=== Exercise inputs ===

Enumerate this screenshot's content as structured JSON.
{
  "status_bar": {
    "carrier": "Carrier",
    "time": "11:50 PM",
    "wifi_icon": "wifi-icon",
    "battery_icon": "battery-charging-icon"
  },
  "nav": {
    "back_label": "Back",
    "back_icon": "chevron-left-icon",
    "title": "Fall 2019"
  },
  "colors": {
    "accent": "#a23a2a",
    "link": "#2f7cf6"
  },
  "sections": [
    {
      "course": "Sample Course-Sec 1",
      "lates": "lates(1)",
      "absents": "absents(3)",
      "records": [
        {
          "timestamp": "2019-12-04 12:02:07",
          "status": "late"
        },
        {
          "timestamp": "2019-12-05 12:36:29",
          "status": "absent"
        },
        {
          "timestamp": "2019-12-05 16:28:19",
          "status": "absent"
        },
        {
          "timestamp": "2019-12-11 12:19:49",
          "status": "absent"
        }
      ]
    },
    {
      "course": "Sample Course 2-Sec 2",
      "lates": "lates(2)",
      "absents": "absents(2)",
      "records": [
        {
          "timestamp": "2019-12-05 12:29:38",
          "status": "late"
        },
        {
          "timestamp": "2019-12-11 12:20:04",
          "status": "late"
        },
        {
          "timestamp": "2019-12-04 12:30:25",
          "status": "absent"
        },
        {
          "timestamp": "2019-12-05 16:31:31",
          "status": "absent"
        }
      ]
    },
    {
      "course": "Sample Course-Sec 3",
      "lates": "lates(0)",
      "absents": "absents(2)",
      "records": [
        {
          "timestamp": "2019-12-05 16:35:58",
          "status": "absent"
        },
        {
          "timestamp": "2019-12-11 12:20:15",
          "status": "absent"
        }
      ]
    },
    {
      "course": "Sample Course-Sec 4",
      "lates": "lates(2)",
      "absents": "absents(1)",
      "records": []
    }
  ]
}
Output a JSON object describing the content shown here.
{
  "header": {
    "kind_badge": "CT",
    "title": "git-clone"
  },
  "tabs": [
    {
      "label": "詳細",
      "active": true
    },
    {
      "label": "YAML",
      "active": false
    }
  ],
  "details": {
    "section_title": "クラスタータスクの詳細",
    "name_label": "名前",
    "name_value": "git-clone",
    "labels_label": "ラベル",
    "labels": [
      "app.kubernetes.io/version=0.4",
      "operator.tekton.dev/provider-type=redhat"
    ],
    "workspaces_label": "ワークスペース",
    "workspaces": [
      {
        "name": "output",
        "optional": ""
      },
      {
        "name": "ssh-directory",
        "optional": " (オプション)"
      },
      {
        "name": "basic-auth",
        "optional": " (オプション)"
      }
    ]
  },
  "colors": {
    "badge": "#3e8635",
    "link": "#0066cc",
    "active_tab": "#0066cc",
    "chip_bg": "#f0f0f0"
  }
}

===

-- To be done --
Out of the preceding entries, pull every line containing the string "absents".

-- Output for this task --
      "absents": "absents(3)",
      "absents": "absents(2)",
      "absents": "absents(2)",
      "absents": "absents(1)",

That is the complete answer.